» Stated exercise: Quote every line below exactly and skip any picture.

» Data supplied:
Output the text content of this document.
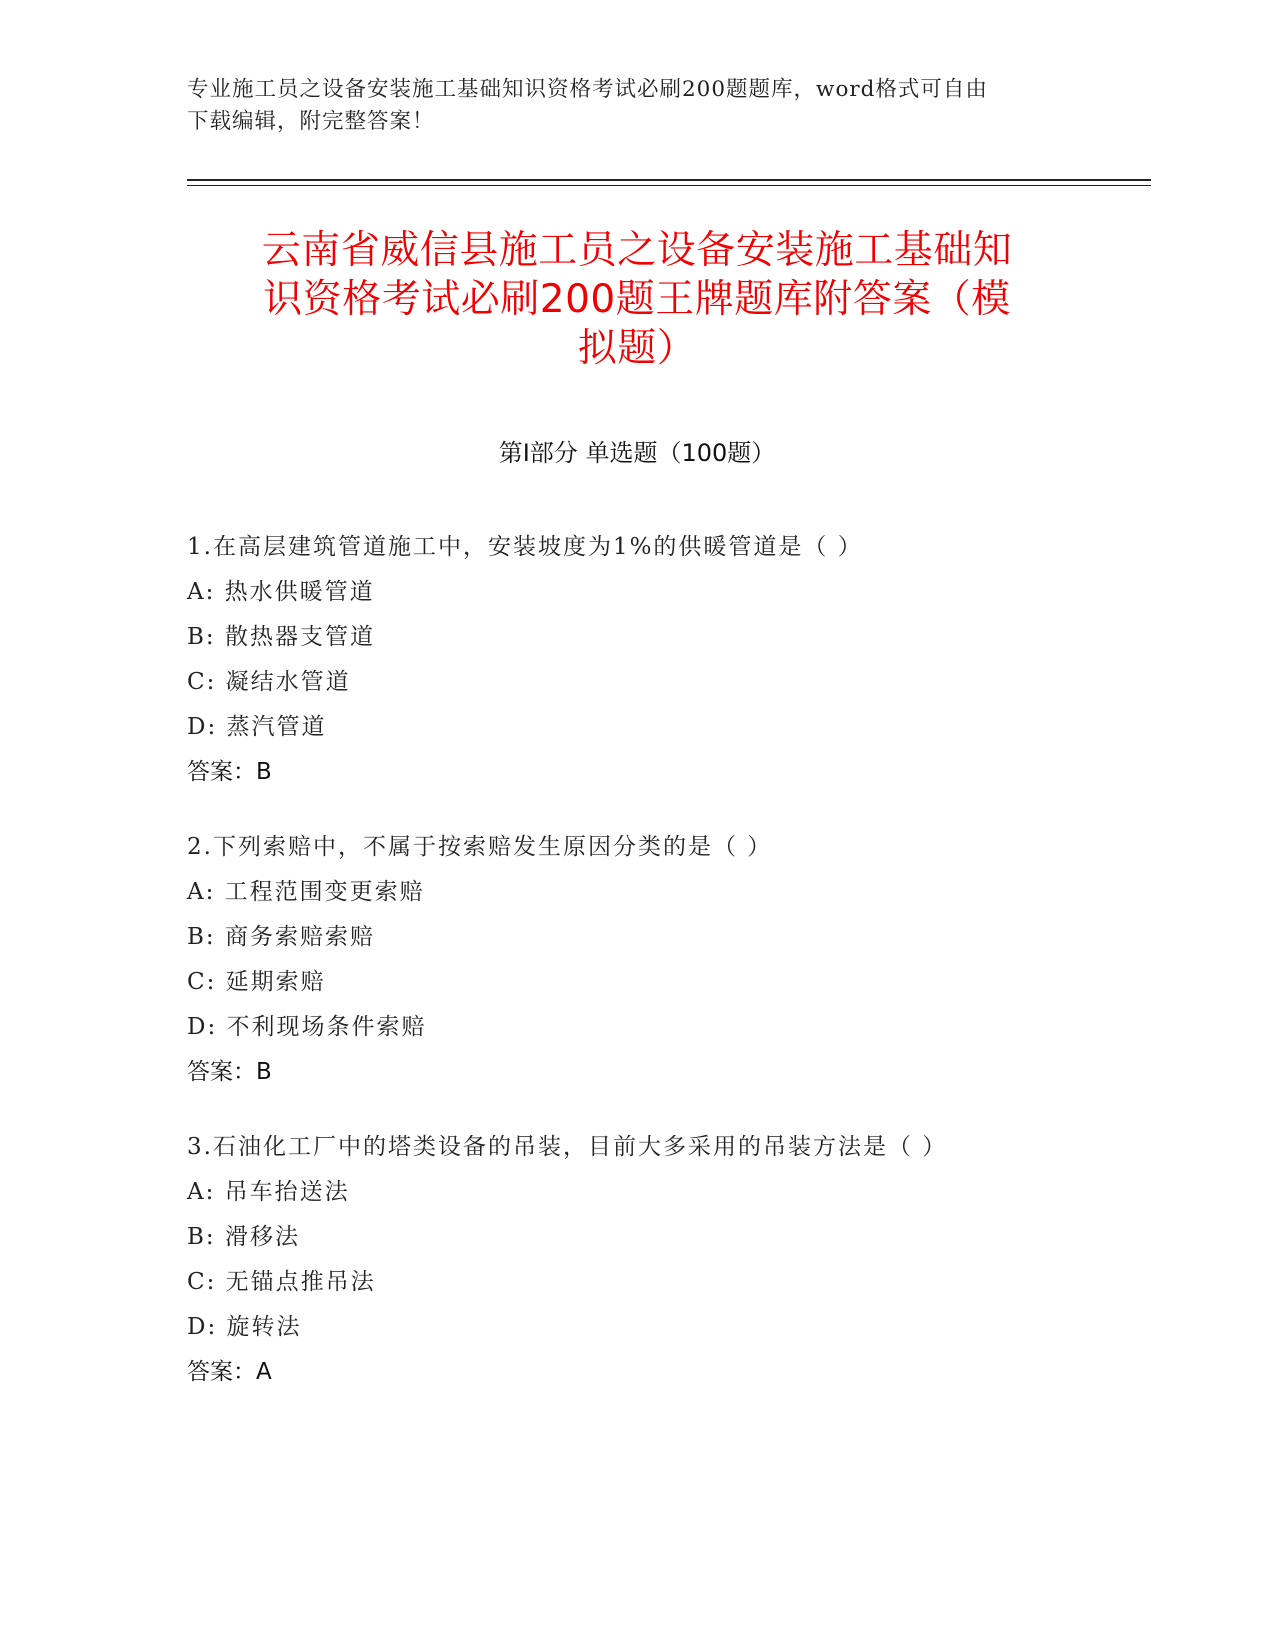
专业施工员之设备安装施工基础知识资格考试必刷200题题库，word格式可自由
下载编辑，附完整答案！
云南省威信县施工员之设备安装施工基础知
识资格考试必刷200题王牌题库附答案（模
拟题）
第I部分 单选题（100题）
1.在高层建筑管道施工中，安装坡度为1%的供暖管道是（ ）
A: 热水供暖管道
B: 散热器支管道
C: 凝结水管道
D: 蒸汽管道
答案：B
2.下列索赔中，不属于按索赔发生原因分类的是（ ）
A: 工程范围变更索赔
B: 商务索赔索赔
C: 延期索赔
D: 不利现场条件索赔
答案：B
3.石油化工厂中的塔类设备的吊装，目前大多采用的吊装方法是（ ）
A: 吊车抬送法
B: 滑移法
C: 无锚点推吊法
D: 旋转法
答案：A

» Answer for the task:
Output the text content of this document.
专业施工员之设备安装施工基础知识资格考试必刷200题题库，word格式可自由
下载编辑，附完整答案！
云南省威信县施工员之设备安装施工基础知
识资格考试必刷200题王牌题库附答案（模
拟题）
第I部分 单选题（100题）
1.在高层建筑管道施工中，安装坡度为1%的供暖管道是（ ）
A: 热水供暖管道
B: 散热器支管道
C: 凝结水管道
D: 蒸汽管道
答案：B
2.下列索赔中，不属于按索赔发生原因分类的是（ ）
A: 工程范围变更索赔
B: 商务索赔索赔
C: 延期索赔
D: 不利现场条件索赔
答案：B
3.石油化工厂中的塔类设备的吊装，目前大多采用的吊装方法是（ ）
A: 吊车抬送法
B: 滑移法
C: 无锚点推吊法
D: 旋转法
答案：A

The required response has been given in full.